*Your task:*
Return only the number of lines in the entries below that hold the word "date".

* START Records shown *

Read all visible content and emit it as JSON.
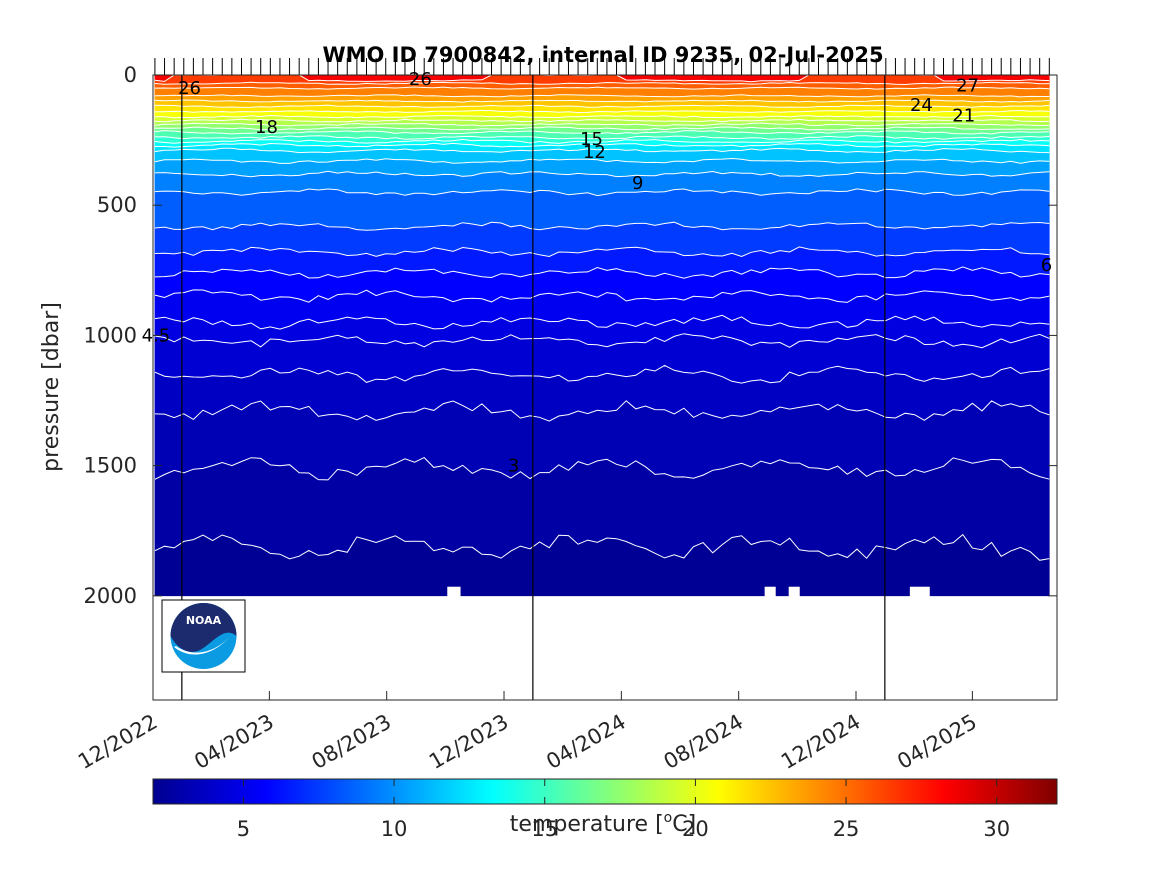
{
  "chart_data": {
    "type": "heatmap",
    "title": "WMO ID 7900842, internal ID 9235, 02-Jul-2025",
    "ylabel": "pressure [dbar]",
    "ylim": [
      0,
      2400
    ],
    "y_reversed": true,
    "y_ticks": [
      0,
      500,
      1000,
      1500,
      2000
    ],
    "y_tick_labels": [
      "0",
      "500",
      "1000",
      "1500",
      "2000"
    ],
    "x_range": [
      "2022-12-01",
      "2025-06-28"
    ],
    "x_ticks": [
      "2022-12-01",
      "2023-04-01",
      "2023-08-01",
      "2023-12-01",
      "2024-04-01",
      "2024-08-01",
      "2024-12-01",
      "2025-04-01"
    ],
    "x_tick_labels": [
      "12/2022",
      "04/2023",
      "08/2023",
      "12/2023",
      "04/2024",
      "08/2024",
      "12/2024",
      "04/2025"
    ],
    "year_lines": [
      "2022-12-31",
      "2023-12-31",
      "2024-12-31"
    ],
    "data_start": "2022-12-03",
    "data_end": "2025-06-25",
    "max_pressure": 2000,
    "isotherms": [
      {
        "temp": 27,
        "depth": 10
      },
      {
        "temp": 26,
        "depth": 32
      },
      {
        "temp": 25,
        "depth": 50
      },
      {
        "temp": 24,
        "depth": 80
      },
      {
        "temp": 23,
        "depth": 100
      },
      {
        "temp": 22,
        "depth": 120
      },
      {
        "temp": 21,
        "depth": 140
      },
      {
        "temp": 20,
        "depth": 160
      },
      {
        "temp": 19,
        "depth": 175
      },
      {
        "temp": 18,
        "depth": 190
      },
      {
        "temp": 17,
        "depth": 205
      },
      {
        "temp": 16,
        "depth": 220
      },
      {
        "temp": 15,
        "depth": 240
      },
      {
        "temp": 14,
        "depth": 255
      },
      {
        "temp": 13,
        "depth": 270
      },
      {
        "temp": 12,
        "depth": 290
      },
      {
        "temp": 11,
        "depth": 330
      },
      {
        "temp": 10,
        "depth": 380
      },
      {
        "temp": 9,
        "depth": 450
      },
      {
        "temp": 8,
        "depth": 580
      },
      {
        "temp": 7,
        "depth": 680
      },
      {
        "temp": 6,
        "depth": 760
      },
      {
        "temp": 5.5,
        "depth": 850
      },
      {
        "temp": 5,
        "depth": 950
      },
      {
        "temp": 4.5,
        "depth": 1020
      },
      {
        "temp": 4,
        "depth": 1150
      },
      {
        "temp": 3.5,
        "depth": 1290
      },
      {
        "temp": 3,
        "depth": 1510
      },
      {
        "temp": 2.5,
        "depth": 1810
      }
    ],
    "contour_labels": [
      {
        "text": "26",
        "date": "2023-01-08",
        "p": 50
      },
      {
        "text": "26",
        "date": "2023-09-05",
        "p": 15
      },
      {
        "text": "27",
        "date": "2025-03-27",
        "p": 40
      },
      {
        "text": "24",
        "date": "2025-02-07",
        "p": 115
      },
      {
        "text": "21",
        "date": "2025-03-23",
        "p": 155
      },
      {
        "text": "18",
        "date": "2023-03-29",
        "p": 200
      },
      {
        "text": "15",
        "date": "2024-03-01",
        "p": 245
      },
      {
        "text": "12",
        "date": "2024-03-04",
        "p": 295
      },
      {
        "text": "9",
        "date": "2024-04-18",
        "p": 415
      },
      {
        "text": "6",
        "date": "2025-06-17",
        "p": 730
      },
      {
        "text": "4.5",
        "date": "2022-12-04",
        "p": 1000
      },
      {
        "text": "3",
        "date": "2023-12-11",
        "p": 1500
      }
    ],
    "colorbar": {
      "label": "temperature [",
      "label_sup": "o",
      "label_end": "C]",
      "range": [
        2,
        32
      ],
      "ticks": [
        5,
        10,
        15,
        20,
        25,
        30
      ],
      "tick_labels": [
        "5",
        "10",
        "15",
        "20",
        "25",
        "30"
      ],
      "colormap": [
        "#00008f",
        "#0000ff",
        "#00ffff",
        "#ffff00",
        "#ff0000",
        "#800000"
      ]
    }
  },
  "logo": {
    "text": "NOAA"
  }
}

* END Records shown *

*Solution to the exercise:*
12